**Task goal:**
Reproduce the records below exactly as they appear.

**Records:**
——————————
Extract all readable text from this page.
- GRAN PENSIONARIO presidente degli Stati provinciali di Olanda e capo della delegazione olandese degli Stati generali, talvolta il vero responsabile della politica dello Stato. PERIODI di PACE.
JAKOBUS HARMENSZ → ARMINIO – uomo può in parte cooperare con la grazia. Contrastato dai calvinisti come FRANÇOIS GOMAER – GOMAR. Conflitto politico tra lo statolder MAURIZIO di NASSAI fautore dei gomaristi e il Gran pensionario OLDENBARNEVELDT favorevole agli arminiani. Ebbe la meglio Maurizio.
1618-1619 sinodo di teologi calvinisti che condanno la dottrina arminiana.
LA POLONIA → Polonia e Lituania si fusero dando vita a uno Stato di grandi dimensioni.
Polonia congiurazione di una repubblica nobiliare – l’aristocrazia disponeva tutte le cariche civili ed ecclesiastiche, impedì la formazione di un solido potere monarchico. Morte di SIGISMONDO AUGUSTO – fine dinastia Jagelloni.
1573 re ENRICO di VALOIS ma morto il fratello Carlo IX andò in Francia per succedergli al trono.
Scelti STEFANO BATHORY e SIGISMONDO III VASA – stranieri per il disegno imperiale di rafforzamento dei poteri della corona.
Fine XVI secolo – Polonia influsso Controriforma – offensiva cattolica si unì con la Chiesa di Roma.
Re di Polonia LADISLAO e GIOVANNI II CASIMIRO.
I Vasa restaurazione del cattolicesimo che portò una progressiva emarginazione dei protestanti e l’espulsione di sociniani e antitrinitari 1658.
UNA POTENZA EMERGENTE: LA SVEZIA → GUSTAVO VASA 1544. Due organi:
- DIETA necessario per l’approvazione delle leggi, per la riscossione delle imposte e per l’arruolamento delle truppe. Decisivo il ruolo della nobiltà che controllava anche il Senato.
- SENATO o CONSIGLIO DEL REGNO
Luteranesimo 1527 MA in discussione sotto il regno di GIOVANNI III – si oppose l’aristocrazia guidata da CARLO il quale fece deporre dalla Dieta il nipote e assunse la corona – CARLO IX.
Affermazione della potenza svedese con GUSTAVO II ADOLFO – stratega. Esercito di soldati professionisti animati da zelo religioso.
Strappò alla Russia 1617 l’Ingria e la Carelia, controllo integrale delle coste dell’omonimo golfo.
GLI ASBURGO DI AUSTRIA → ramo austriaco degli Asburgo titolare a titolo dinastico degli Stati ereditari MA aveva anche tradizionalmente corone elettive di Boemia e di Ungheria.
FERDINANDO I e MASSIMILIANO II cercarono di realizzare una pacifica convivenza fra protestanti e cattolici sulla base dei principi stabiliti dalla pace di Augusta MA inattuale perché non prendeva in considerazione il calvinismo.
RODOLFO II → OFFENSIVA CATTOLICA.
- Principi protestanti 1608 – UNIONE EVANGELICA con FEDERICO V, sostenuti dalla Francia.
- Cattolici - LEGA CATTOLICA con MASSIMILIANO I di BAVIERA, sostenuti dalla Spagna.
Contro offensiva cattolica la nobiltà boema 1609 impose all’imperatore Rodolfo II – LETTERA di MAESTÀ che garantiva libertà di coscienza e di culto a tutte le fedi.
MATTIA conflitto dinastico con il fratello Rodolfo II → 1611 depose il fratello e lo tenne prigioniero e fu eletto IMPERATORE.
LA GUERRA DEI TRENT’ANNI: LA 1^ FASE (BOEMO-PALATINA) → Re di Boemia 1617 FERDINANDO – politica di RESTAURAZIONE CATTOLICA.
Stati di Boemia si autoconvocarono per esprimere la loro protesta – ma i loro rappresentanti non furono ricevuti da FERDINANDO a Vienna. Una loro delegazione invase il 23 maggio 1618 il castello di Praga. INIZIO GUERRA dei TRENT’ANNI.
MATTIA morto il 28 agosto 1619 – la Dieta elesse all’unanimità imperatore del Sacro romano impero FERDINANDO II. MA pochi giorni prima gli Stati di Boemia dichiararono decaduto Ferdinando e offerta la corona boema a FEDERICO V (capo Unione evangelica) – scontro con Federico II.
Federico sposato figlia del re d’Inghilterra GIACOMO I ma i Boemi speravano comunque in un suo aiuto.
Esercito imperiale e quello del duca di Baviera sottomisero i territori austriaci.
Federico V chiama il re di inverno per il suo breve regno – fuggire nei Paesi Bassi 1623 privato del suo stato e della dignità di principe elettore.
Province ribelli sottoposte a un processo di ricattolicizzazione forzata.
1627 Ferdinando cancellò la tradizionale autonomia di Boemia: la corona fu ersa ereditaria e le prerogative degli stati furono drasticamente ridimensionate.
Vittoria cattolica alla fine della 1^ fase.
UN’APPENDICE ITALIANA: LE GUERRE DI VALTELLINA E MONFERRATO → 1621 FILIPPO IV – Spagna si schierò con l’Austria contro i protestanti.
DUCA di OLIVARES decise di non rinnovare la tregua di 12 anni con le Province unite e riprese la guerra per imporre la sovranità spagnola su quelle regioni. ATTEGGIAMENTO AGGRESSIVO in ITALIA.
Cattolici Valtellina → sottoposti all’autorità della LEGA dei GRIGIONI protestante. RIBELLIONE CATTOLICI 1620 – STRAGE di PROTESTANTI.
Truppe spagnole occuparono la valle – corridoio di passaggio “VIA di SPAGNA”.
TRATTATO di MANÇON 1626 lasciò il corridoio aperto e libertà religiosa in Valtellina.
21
——————————
**The response:**
Extract all readable text from this page.
- GRAN PENSIONARIO presidente degli Stati provinciali di Olanda e capo della delegazione olandese degli Stati generali, talvolta il vero responsabile della politica dello Stato. PERIODI di PACE.
JAKOBUS HARMENSZ → ARMINIO – uomo può in parte cooperare con la grazia. Contrastato dai calvinisti come FRANÇOIS GOMAER – GOMAR. Conflitto politico tra lo statolder MAURIZIO di NASSAI fautore dei gomaristi e il Gran pensionario OLDENBARNEVELDT favorevole agli arminiani. Ebbe la meglio Maurizio.
1618-1619 sinodo di teologi calvinisti che condanno la dottrina arminiana.
LA POLONIA → Polonia e Lituania si fusero dando vita a uno Stato di grandi dimensioni.
Polonia congiurazione di una repubblica nobiliare – l’aristocrazia disponeva tutte le cariche civili ed ecclesiastiche, impedì la formazione di un solido potere monarchico. Morte di SIGISMONDO AUGUSTO – fine dinastia Jagelloni.
1573 re ENRICO di VALOIS ma morto il fratello Carlo IX andò in Francia per succedergli al trono.
Scelti STEFANO BATHORY e SIGISMONDO III VASA – stranieri per il disegno imperiale di rafforzamento dei poteri della corona.
Fine XVI secolo – Polonia influsso Controriforma – offensiva cattolica si unì con la Chiesa di Roma.
Re di Polonia LADISLAO e GIOVANNI II CASIMIRO.
I Vasa restaurazione del cattolicesimo che portò una progressiva emarginazione dei protestanti e l’espulsione di sociniani e antitrinitari 1658.
UNA POTENZA EMERGENTE: LA SVEZIA → GUSTAVO VASA 1544. Due organi:
- DIETA necessario per l’approvazione delle leggi, per la riscossione delle imposte e per l’arruolamento delle truppe. Decisivo il ruolo della nobiltà che controllava anche il Senato.
- SENATO o CONSIGLIO DEL REGNO
Luteranesimo 1527 MA in discussione sotto il regno di GIOVANNI III – si oppose l’aristocrazia guidata da CARLO il quale fece deporre dalla Dieta il nipote e assunse la corona – CARLO IX.
Affermazione della potenza svedese con GUSTAVO II ADOLFO – stratega. Esercito di soldati professionisti animati da zelo religioso.
Strappò alla Russia 1617 l’Ingria e la Carelia, controllo integrale delle coste dell’omonimo golfo.
GLI ASBURGO DI AUSTRIA → ramo austriaco degli Asburgo titolare a titolo dinastico degli Stati ereditari MA aveva anche tradizionalmente corone elettive di Boemia e di Ungheria.
FERDINANDO I e MASSIMILIANO II cercarono di realizzare una pacifica convivenza fra protestanti e cattolici sulla base dei principi stabiliti dalla pace di Augusta MA inattuale perché non prendeva in considerazione il calvinismo.
RODOLFO II → OFFENSIVA CATTOLICA.
- Principi protestanti 1608 – UNIONE EVANGELICA con FEDERICO V, sostenuti dalla Francia.
- Cattolici - LEGA CATTOLICA con MASSIMILIANO I di BAVIERA, sostenuti dalla Spagna.
Contro offensiva cattolica la nobiltà boema 1609 impose all’imperatore Rodolfo II – LETTERA di MAESTÀ che garantiva libertà di coscienza e di culto a tutte le fedi.
MATTIA conflitto dinastico con il fratello Rodolfo II → 1611 depose il fratello e lo tenne prigioniero e fu eletto IMPERATORE.
LA GUERRA DEI TRENT’ANNI: LA 1^ FASE (BOEMO-PALATINA) → Re di Boemia 1617 FERDINANDO – politica di RESTAURAZIONE CATTOLICA.
Stati di Boemia si autoconvocarono per esprimere la loro protesta – ma i loro rappresentanti non furono ricevuti da FERDINANDO a Vienna. Una loro delegazione invase il 23 maggio 1618 il castello di Praga. INIZIO GUERRA dei TRENT’ANNI.
MATTIA morto il 28 agosto 1619 – la Dieta elesse all’unanimità imperatore del Sacro romano impero FERDINANDO II. MA pochi giorni prima gli Stati di Boemia dichiararono decaduto Ferdinando e offerta la corona boema a FEDERICO V (capo Unione evangelica) – scontro con Federico II.
Federico sposato figlia del re d’Inghilterra GIACOMO I ma i Boemi speravano comunque in un suo aiuto.
Esercito imperiale e quello del duca di Baviera sottomisero i territori austriaci.
Federico V chiama il re di inverno per il suo breve regno – fuggire nei Paesi Bassi 1623 privato del suo stato e della dignità di principe elettore.
Province ribelli sottoposte a un processo di ricattolicizzazione forzata.
1627 Ferdinando cancellò la tradizionale autonomia di Boemia: la corona fu ersa ereditaria e le prerogative degli stati furono drasticamente ridimensionate.
Vittoria cattolica alla fine della 1^ fase.
UN’APPENDICE ITALIANA: LE GUERRE DI VALTELLINA E MONFERRATO → 1621 FILIPPO IV – Spagna si schierò con l’Austria contro i protestanti.
DUCA di OLIVARES decise di non rinnovare la tregua di 12 anni con le Province unite e riprese la guerra per imporre la sovranità spagnola su quelle regioni. ATTEGGIAMENTO AGGRESSIVO in ITALIA.
Cattolici Valtellina → sottoposti all’autorità della LEGA dei GRIGIONI protestante. RIBELLIONE CATTOLICI 1620 – STRAGE di PROTESTANTI.
Truppe spagnole occuparono la valle – corridoio di passaggio “VIA di SPAGNA”.
TRATTATO di MANÇON 1626 lasciò il corridoio aperto e libertà religiosa in Valtellina.
21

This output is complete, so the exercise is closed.